* Begin Exercise input *

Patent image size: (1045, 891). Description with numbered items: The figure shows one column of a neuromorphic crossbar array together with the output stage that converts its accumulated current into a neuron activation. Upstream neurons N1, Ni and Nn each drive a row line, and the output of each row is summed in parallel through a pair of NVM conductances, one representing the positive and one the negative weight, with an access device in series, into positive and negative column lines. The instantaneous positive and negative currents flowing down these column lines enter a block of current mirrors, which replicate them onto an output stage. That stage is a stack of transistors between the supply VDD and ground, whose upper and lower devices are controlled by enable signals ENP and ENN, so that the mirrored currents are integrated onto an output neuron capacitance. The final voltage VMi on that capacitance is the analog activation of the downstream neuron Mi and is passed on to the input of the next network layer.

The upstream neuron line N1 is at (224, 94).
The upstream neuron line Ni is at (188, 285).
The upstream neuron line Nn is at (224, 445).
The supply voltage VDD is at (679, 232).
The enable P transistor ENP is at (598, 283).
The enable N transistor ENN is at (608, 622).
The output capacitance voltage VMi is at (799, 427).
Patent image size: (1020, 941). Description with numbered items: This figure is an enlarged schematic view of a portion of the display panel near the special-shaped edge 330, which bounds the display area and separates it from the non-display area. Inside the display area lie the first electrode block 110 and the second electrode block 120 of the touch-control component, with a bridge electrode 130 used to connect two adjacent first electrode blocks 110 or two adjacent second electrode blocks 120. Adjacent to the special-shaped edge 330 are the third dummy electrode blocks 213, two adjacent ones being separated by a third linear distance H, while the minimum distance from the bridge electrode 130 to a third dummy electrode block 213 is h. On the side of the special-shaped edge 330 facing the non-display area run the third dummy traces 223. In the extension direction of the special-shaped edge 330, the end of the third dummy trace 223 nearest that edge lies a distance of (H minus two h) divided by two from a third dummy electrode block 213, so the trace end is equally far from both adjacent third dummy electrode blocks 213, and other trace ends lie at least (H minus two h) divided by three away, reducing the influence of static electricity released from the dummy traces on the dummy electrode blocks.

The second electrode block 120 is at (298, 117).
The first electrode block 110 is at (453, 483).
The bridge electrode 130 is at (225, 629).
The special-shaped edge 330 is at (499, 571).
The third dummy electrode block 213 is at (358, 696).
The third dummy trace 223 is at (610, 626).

* End Exercise input *

- [Exercise objective] Switch "crossbar array" to "crosspoint array" in the lines starting at the first line and ending at the line that contains "The upstream neuron line Nn is at (224, 445).". Leave everything else in those lines unchanged.

- [Reply to the task]
Patent image size: (1045, 891). Description with numbered items: The figure shows one column of a neuromorphic crosspoint array together with the output stage that converts its accumulated current into a neuron activation. Upstream neurons N1, Ni and Nn each drive a row line, and the output of each row is summed in parallel through a pair of NVM conductances, one representing the positive and one the negative weight, with an access device in series, into positive and negative column lines. The instantaneous positive and negative currents flowing down these column lines enter a block of current mirrors, which replicate them onto an output stage. That stage is a stack of transistors between the supply VDD and ground, whose upper and lower devices are controlled by enable signals ENP and ENN, so that the mirrored currents are integrated onto an output neuron capacitance. The final voltage VMi on that capacitance is the analog activation of the downstream neuron Mi and is passed on to the input of the next network layer.

The upstream neuron line N1 is at (224, 94).
The upstream neuron line Ni is at (188, 285).
The upstream neuron line Nn is at (224, 445).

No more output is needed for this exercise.